## Written task
In your copy, repeat the records exactly and leave out the pictures.

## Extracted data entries
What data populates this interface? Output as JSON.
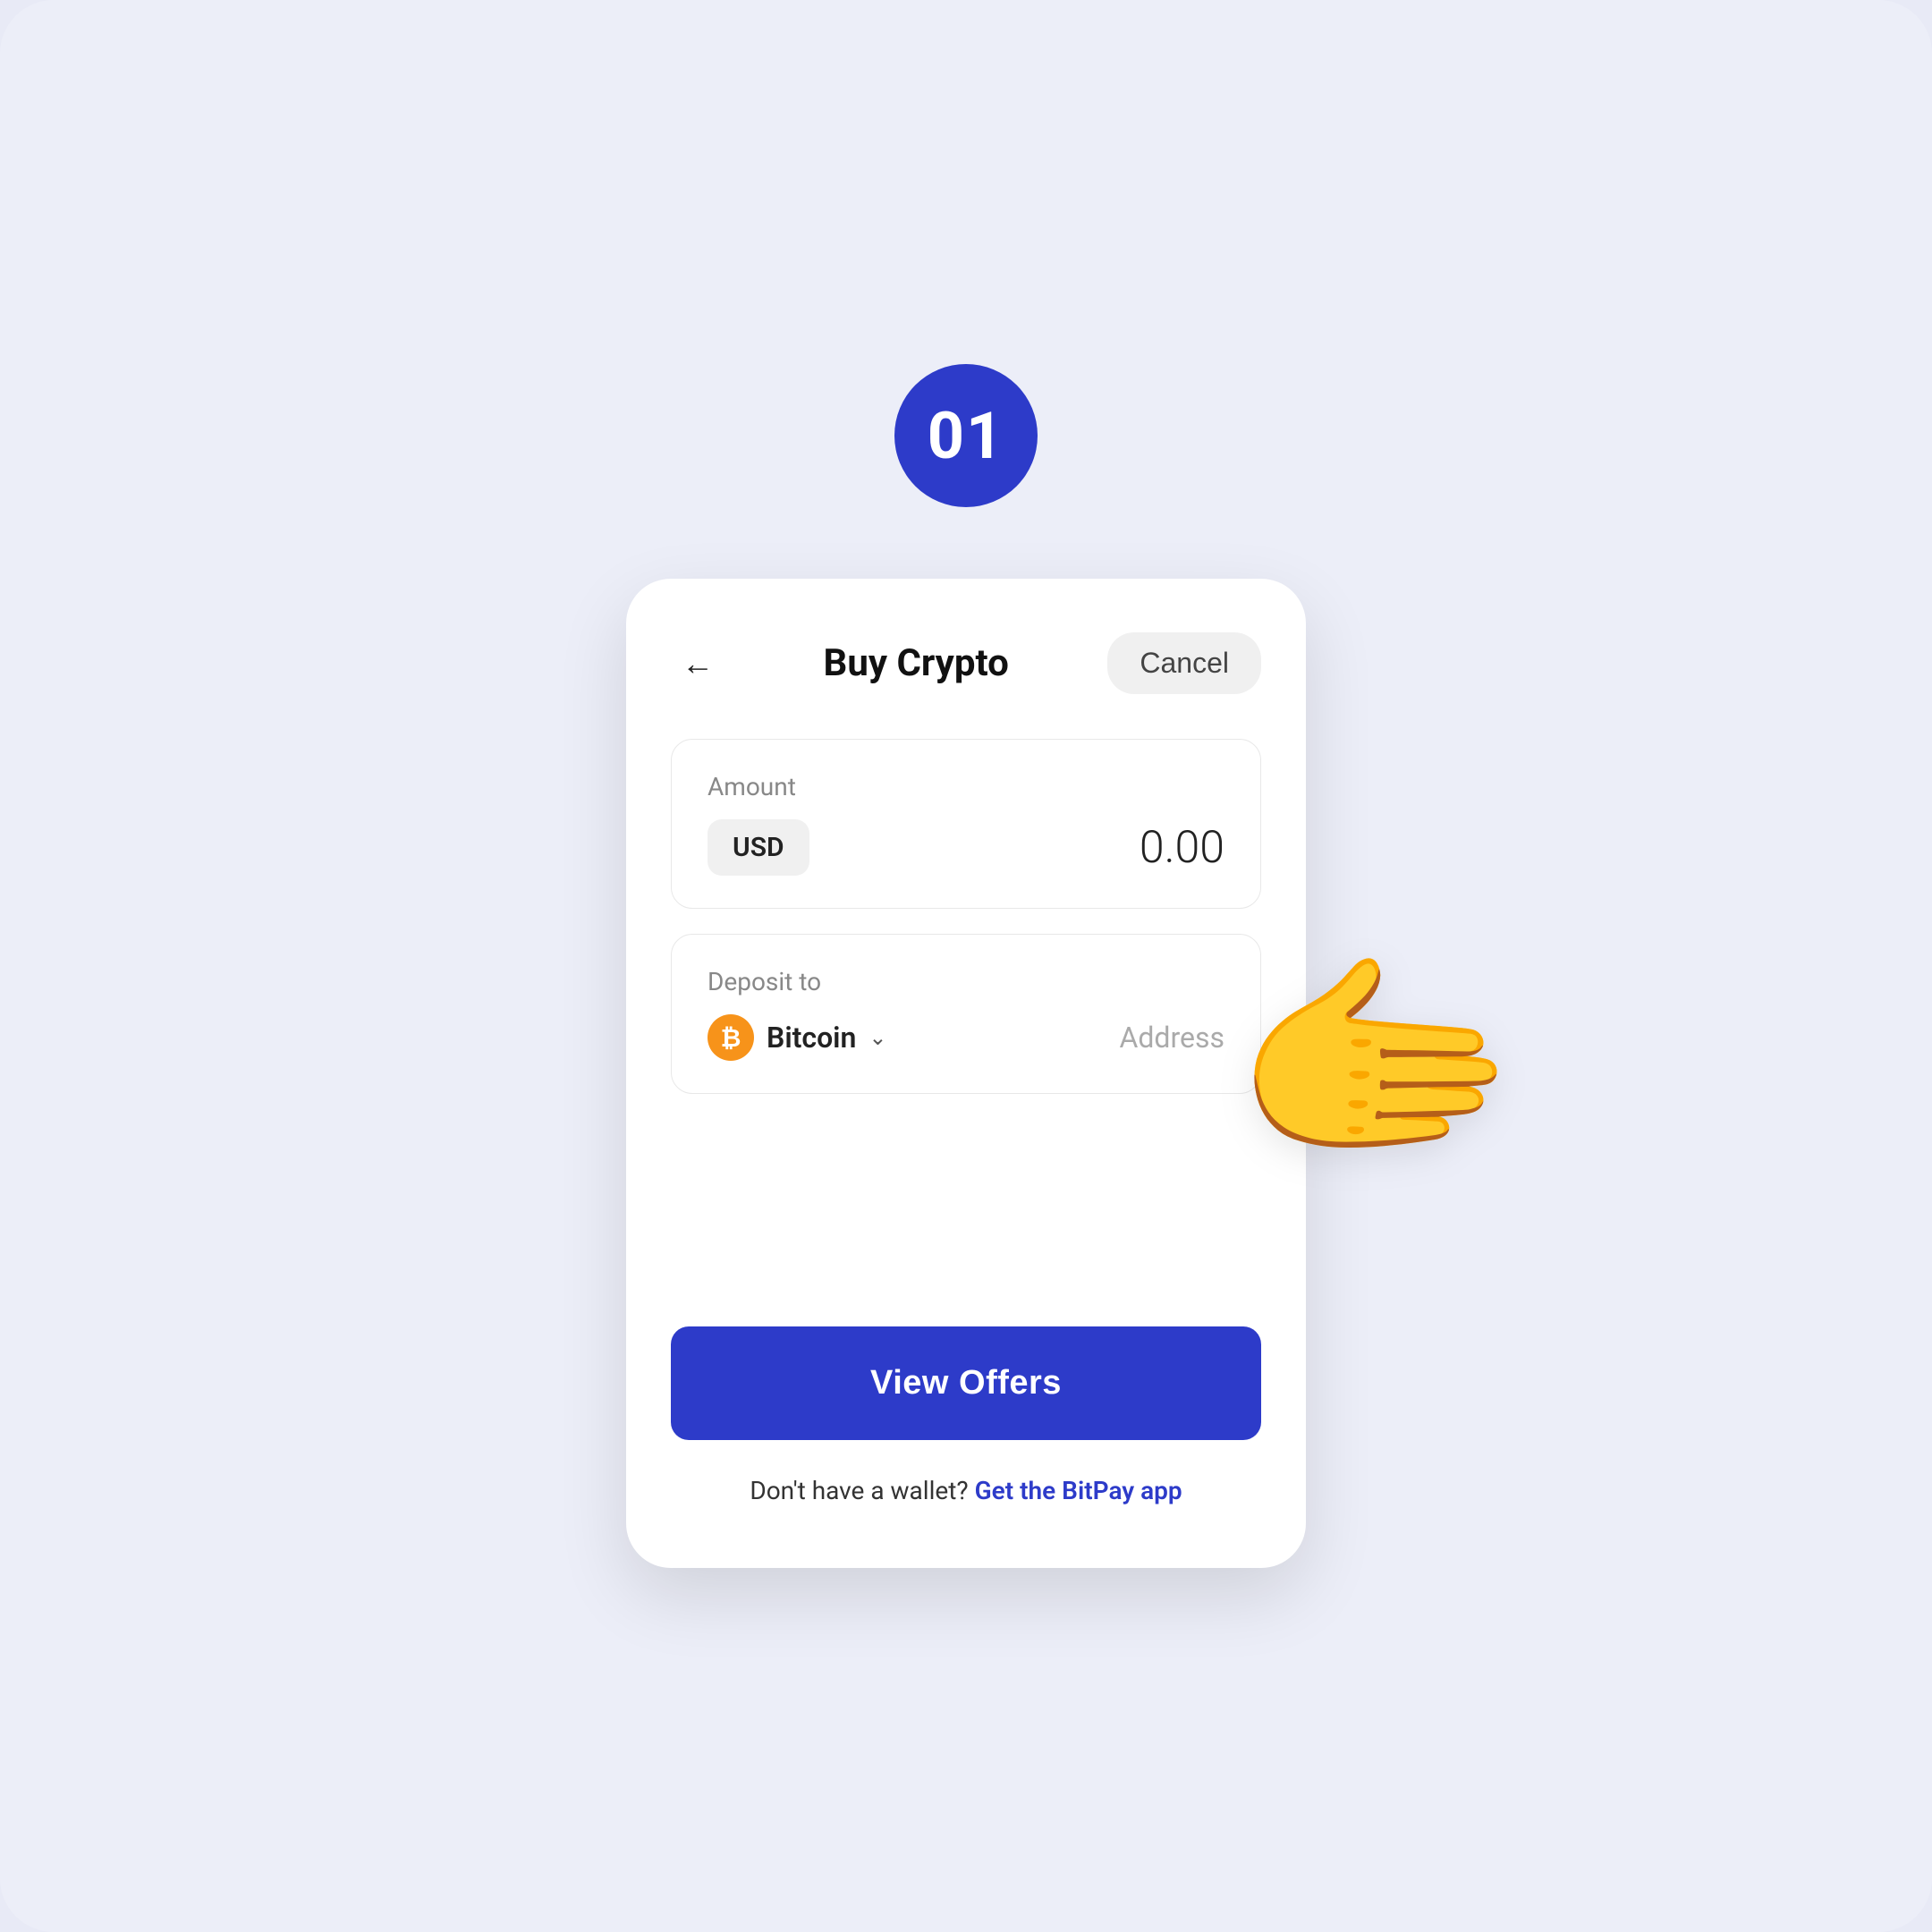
{
  "step": {
    "number": "01"
  },
  "header": {
    "title": "Buy Crypto",
    "cancel_label": "Cancel"
  },
  "amount_section": {
    "label": "Amount",
    "currency": "USD",
    "value": "0.00"
  },
  "deposit_section": {
    "label": "Deposit to",
    "coin_name": "Bitcoin",
    "address_placeholder": "Address"
  },
  "cta": {
    "view_offers_label": "View Offers"
  },
  "footer": {
    "text": "Don't have a wallet?",
    "link_text": "Get the BitPay app"
  },
  "icons": {
    "back": "←",
    "bitcoin_symbol": "₿",
    "chevron": "⌄"
  }
}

## Solution to the problem
What data populates this interface? Output as JSON.
{
  "step": {
    "number": "01"
  },
  "header": {
    "title": "Buy Crypto",
    "cancel_label": "Cancel"
  },
  "amount_section": {
    "label": "Amount",
    "currency": "USD",
    "value": "0.00"
  },
  "deposit_section": {
    "label": "Deposit to",
    "coin_name": "Bitcoin",
    "address_placeholder": "Address"
  },
  "cta": {
    "view_offers_label": "View Offers"
  },
  "footer": {
    "text": "Don't have a wallet?",
    "link_text": "Get the BitPay app"
  },
  "icons": {
    "back": "←",
    "bitcoin_symbol": "₿",
    "chevron": "⌄"
  }
}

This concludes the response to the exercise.